Starting from the first line of the records and ending with the line that contains "expense-type-cell [176,52,205,63]", give these lines as a numbered list, skipping any blank lines.

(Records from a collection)
━━━━━━━━

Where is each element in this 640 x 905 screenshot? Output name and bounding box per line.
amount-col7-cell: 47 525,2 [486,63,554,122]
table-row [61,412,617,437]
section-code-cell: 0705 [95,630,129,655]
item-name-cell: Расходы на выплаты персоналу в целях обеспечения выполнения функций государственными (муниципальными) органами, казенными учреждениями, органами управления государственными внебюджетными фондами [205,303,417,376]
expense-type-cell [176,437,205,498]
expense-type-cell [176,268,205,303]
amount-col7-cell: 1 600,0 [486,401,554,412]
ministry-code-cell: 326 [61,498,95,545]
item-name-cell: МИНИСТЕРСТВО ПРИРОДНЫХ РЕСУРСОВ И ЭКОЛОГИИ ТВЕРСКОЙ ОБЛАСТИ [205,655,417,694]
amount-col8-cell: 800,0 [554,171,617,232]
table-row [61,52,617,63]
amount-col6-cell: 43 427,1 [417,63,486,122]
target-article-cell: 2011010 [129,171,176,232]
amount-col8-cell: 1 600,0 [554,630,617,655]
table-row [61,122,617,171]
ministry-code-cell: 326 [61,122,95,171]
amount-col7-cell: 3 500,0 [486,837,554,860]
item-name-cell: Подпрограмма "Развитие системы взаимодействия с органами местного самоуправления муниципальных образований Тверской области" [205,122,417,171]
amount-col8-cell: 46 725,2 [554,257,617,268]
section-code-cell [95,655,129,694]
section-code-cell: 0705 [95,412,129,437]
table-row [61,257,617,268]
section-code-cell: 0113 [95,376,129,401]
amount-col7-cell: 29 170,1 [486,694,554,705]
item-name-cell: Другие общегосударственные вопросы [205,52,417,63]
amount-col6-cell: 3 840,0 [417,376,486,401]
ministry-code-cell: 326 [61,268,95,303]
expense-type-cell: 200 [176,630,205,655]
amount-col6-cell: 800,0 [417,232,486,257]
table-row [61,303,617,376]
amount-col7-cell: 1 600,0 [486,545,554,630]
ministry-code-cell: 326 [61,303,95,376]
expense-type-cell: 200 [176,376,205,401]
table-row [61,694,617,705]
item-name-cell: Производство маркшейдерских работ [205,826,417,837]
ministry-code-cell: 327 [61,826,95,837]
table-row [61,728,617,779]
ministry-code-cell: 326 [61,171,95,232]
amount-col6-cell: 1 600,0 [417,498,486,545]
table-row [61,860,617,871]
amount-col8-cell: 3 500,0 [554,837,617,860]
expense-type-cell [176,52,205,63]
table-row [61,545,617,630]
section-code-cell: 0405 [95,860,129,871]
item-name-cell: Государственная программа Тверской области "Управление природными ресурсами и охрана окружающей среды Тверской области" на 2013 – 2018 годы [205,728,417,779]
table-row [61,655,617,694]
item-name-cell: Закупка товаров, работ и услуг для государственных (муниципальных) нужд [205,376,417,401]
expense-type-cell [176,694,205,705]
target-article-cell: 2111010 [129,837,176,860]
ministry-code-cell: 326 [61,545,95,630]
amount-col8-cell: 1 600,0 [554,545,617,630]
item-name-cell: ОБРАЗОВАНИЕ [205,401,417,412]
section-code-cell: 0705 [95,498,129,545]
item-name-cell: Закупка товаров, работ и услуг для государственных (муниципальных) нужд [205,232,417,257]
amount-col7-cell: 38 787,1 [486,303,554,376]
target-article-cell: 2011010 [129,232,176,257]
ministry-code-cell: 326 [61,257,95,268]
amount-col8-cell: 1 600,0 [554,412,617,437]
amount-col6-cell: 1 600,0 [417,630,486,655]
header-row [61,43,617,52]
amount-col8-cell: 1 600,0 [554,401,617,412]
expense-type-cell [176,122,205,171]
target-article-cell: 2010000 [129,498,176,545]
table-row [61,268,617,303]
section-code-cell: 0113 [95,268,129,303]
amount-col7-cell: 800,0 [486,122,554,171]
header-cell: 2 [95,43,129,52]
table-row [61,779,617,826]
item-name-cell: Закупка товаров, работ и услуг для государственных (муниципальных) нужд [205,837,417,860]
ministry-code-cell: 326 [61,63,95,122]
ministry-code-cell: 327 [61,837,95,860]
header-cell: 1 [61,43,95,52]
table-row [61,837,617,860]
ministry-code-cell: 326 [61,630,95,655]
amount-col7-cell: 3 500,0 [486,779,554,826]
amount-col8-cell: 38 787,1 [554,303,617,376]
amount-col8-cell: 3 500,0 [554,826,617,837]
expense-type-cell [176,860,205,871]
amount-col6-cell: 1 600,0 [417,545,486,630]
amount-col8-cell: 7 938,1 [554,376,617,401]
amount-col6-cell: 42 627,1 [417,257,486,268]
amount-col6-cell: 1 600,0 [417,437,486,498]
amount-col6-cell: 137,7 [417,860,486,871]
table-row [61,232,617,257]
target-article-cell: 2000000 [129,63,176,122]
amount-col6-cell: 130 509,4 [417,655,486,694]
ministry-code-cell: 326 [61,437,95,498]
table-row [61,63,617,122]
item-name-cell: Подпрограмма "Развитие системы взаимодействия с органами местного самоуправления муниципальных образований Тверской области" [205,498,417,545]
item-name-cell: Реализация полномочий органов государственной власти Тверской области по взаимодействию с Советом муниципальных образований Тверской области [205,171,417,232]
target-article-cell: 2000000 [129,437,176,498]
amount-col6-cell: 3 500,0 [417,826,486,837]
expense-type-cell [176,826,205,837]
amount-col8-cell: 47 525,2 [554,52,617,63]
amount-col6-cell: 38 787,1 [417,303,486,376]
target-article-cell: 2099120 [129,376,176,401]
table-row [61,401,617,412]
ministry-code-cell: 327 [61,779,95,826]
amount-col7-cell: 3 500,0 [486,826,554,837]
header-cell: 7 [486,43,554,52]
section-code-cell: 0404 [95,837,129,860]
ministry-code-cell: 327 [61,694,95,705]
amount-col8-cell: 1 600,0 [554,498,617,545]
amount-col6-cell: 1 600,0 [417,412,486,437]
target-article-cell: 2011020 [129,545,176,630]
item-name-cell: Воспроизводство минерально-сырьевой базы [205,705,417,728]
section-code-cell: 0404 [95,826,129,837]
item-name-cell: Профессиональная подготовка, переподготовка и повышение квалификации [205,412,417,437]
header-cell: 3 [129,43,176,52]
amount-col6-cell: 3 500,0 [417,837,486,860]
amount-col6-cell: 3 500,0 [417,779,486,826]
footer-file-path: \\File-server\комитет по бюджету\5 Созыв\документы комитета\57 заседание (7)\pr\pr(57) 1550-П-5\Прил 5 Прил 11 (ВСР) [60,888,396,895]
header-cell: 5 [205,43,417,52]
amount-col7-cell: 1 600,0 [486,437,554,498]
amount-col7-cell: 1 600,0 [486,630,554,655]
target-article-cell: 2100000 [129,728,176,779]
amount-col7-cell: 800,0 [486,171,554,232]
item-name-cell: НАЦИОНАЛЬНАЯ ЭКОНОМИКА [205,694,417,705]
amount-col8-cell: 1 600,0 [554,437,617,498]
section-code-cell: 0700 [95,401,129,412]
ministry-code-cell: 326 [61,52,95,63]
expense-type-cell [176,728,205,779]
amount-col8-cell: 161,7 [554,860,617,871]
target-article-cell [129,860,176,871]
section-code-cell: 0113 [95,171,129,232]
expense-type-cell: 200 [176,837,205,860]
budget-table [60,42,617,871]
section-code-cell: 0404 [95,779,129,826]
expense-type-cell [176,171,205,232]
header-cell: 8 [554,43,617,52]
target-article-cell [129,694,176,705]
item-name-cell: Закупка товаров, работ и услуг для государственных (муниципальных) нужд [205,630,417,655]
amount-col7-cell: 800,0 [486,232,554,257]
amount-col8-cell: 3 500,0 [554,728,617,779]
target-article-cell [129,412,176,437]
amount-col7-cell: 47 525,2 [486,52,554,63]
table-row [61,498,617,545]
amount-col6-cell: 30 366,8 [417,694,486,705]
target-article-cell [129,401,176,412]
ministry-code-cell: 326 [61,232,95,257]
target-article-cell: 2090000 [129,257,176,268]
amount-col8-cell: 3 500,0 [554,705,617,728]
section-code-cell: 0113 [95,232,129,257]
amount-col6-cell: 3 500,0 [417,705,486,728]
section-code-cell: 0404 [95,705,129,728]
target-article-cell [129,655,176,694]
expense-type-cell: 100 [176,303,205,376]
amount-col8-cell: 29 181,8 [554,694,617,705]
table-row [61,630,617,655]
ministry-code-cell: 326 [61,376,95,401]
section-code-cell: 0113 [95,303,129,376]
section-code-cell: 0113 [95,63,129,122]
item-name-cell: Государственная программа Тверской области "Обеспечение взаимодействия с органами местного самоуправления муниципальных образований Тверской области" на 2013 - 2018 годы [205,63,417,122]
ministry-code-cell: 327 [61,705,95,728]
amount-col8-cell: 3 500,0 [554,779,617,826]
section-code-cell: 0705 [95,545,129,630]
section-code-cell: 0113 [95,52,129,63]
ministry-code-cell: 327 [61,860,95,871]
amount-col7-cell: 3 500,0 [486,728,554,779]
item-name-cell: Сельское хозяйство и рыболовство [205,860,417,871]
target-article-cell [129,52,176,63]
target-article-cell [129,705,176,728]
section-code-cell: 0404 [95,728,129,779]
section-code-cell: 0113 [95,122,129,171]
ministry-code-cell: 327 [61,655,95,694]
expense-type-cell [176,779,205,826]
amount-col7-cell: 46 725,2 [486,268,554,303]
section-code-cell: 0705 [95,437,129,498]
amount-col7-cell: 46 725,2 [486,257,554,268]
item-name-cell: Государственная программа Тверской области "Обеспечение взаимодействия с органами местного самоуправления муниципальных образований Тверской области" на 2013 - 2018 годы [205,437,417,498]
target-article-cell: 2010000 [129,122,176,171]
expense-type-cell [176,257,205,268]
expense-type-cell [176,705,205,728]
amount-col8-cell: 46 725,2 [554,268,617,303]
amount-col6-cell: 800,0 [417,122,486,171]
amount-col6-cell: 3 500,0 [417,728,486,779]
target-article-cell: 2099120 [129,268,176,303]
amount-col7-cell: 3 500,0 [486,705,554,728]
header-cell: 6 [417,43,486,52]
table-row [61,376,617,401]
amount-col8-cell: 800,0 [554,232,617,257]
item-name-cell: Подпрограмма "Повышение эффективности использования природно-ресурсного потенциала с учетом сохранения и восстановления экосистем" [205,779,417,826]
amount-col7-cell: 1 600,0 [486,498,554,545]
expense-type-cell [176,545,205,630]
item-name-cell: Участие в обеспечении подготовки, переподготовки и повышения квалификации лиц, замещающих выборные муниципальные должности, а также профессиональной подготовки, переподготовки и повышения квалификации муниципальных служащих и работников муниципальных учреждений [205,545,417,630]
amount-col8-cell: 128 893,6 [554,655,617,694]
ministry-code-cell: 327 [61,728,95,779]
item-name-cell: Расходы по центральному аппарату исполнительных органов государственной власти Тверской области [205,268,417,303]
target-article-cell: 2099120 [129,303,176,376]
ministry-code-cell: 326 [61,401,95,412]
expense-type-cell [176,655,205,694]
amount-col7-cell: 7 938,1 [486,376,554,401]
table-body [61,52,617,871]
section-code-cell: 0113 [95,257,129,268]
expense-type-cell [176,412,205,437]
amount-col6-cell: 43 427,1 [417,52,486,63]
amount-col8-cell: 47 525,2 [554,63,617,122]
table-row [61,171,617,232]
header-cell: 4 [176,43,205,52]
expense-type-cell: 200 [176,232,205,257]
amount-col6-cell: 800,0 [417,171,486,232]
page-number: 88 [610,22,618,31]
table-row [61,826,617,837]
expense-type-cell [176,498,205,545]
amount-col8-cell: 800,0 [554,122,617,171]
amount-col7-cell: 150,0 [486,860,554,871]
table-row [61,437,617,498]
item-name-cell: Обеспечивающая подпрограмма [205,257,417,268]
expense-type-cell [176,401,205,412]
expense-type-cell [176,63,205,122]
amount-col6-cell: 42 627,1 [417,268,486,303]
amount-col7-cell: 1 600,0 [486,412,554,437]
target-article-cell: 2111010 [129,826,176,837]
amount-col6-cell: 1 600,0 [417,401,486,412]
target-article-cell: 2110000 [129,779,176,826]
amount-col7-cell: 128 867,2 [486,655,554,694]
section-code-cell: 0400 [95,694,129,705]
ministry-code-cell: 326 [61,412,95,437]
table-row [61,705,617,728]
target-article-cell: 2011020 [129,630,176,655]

━━━━━━━━

▶ Task result
1. Where is each element in this 640 x 905 screenshot? Output name and bounding box per line.
2. amount-col7-cell: 47 525,2 [486,63,554,122]
3. table-row [61,412,617,437]
4. section-code-cell: 0705 [95,630,129,655]
5. item-name-cell: Расходы на выплаты персоналу в целях обеспечения выполнения функций государственными (муниципальными) органами, казенными учреждениями, органами управления государственными внебюджетными фондами [205,303,417,376]
6. expense-type-cell [176,437,205,498]
7. expense-type-cell [176,268,205,303]
8. amount-col7-cell: 1 600,0 [486,401,554,412]
9. ministry-code-cell: 326 [61,498,95,545]
10. item-name-cell: МИНИСТЕРСТВО ПРИРОДНЫХ РЕСУРСОВ И ЭКОЛОГИИ ТВЕРСКОЙ ОБЛАСТИ [205,655,417,694]
11. amount-col8-cell: 800,0 [554,171,617,232]
12. table-row [61,52,617,63]
13. amount-col6-cell: 43 427,1 [417,63,486,122]
14. target-article-cell: 2011010 [129,171,176,232]
15. amount-col8-cell: 1 600,0 [554,630,617,655]
16. table-row [61,122,617,171]
17. ministry-code-cell: 326 [61,122,95,171]
18. amount-col7-cell: 3 500,0 [486,837,554,860]
19. item-name-cell: Подпрограмма "Развитие системы взаимодействия с органами местного самоуправления муниципальных образований Тверской области" [205,122,417,171]
20. amount-col8-cell: 46 725,2 [554,257,617,268]
21. section-code-cell [95,655,129,694]
22. section-code-cell: 0705 [95,412,129,437]
23. table-row [61,257,617,268]
24. section-code-cell: 0113 [95,376,129,401]
25. amount-col7-cell: 29 170,1 [486,694,554,705]
26. item-name-cell: Другие общегосударственные вопросы [205,52,417,63]
27. amount-col6-cell: 3 840,0 [417,376,486,401]
28. ministry-code-cell: 326 [61,268,95,303]
29. expense-type-cell: 200 [176,630,205,655]
30. amount-col6-cell: 800,0 [417,232,486,257]
31. table-row [61,303,617,376]
32. amount-col7-cell: 1 600,0 [486,545,554,630]
33. ministry-code-cell: 326 [61,303,95,376]
34. expense-type-cell: 200 [176,376,205,401]
35. table-row [61,694,617,705]
36. item-name-cell: Производство маркшейдерских работ [205,826,417,837]
37. ministry-code-cell: 327 [61,826,95,837]
38. table-row [61,728,617,779]
39. ministry-code-cell: 326 [61,171,95,232]
40. amount-col6-cell: 1 600,0 [417,498,486,545]
41. table-row [61,860,617,871]
42. amount-col8-cell: 3 500,0 [554,837,617,860]
43. expense-type-cell [176,52,205,63]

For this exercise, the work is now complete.